◆ **Data provided**
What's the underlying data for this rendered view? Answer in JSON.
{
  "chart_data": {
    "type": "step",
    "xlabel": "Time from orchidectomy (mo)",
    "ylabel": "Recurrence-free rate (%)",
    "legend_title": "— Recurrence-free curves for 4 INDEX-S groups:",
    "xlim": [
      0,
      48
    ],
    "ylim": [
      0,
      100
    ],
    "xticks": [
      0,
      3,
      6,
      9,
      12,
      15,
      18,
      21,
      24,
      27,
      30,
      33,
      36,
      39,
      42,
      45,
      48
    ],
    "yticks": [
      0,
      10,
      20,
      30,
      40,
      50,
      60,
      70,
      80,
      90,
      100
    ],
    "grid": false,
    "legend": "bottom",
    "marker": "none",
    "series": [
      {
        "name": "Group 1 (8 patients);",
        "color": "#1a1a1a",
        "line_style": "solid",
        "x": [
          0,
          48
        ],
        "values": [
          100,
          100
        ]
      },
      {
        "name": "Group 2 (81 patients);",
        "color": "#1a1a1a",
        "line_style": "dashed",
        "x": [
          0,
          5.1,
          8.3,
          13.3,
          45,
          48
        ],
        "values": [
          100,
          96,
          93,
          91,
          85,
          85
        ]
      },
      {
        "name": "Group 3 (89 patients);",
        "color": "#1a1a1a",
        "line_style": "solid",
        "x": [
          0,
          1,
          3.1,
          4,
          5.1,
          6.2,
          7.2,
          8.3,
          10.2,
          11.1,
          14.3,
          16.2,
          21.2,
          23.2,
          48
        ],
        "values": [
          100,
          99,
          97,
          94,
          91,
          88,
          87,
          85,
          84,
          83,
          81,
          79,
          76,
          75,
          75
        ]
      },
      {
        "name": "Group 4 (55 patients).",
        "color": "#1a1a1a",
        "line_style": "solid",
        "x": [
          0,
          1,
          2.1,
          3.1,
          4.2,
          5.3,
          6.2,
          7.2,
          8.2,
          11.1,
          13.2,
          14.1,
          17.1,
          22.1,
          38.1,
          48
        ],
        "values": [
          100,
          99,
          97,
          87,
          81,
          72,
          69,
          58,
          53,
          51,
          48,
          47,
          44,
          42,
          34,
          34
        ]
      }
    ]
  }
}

◆ **Problem statement**
What's required is that all of the material be returned exactly.

◆ **Response box**
What's the underlying data for this rendered view? Answer in JSON.
{
  "chart_data": {
    "type": "step",
    "xlabel": "Time from orchidectomy (mo)",
    "ylabel": "Recurrence-free rate (%)",
    "legend_title": "— Recurrence-free curves for 4 INDEX-S groups:",
    "xlim": [
      0,
      48
    ],
    "ylim": [
      0,
      100
    ],
    "xticks": [
      0,
      3,
      6,
      9,
      12,
      15,
      18,
      21,
      24,
      27,
      30,
      33,
      36,
      39,
      42,
      45,
      48
    ],
    "yticks": [
      0,
      10,
      20,
      30,
      40,
      50,
      60,
      70,
      80,
      90,
      100
    ],
    "grid": false,
    "legend": "bottom",
    "marker": "none",
    "series": [
      {
        "name": "Group 1 (8 patients);",
        "color": "#1a1a1a",
        "line_style": "solid",
        "x": [
          0,
          48
        ],
        "values": [
          100,
          100
        ]
      },
      {
        "name": "Group 2 (81 patients);",
        "color": "#1a1a1a",
        "line_style": "dashed",
        "x": [
          0,
          5.1,
          8.3,
          13.3,
          45,
          48
        ],
        "values": [
          100,
          96,
          93,
          91,
          85,
          85
        ]
      },
      {
        "name": "Group 3 (89 patients);",
        "color": "#1a1a1a",
        "line_style": "solid",
        "x": [
          0,
          1,
          3.1,
          4,
          5.1,
          6.2,
          7.2,
          8.3,
          10.2,
          11.1,
          14.3,
          16.2,
          21.2,
          23.2,
          48
        ],
        "values": [
          100,
          99,
          97,
          94,
          91,
          88,
          87,
          85,
          84,
          83,
          81,
          79,
          76,
          75,
          75
        ]
      },
      {
        "name": "Group 4 (55 patients).",
        "color": "#1a1a1a",
        "line_style": "solid",
        "x": [
          0,
          1,
          2.1,
          3.1,
          4.2,
          5.3,
          6.2,
          7.2,
          8.2,
          11.1,
          13.2,
          14.1,
          17.1,
          22.1,
          38.1,
          48
        ],
        "values": [
          100,
          99,
          97,
          87,
          81,
          72,
          69,
          58,
          53,
          51,
          48,
          47,
          44,
          42,
          34,
          34
        ]
      }
    ]
  }
}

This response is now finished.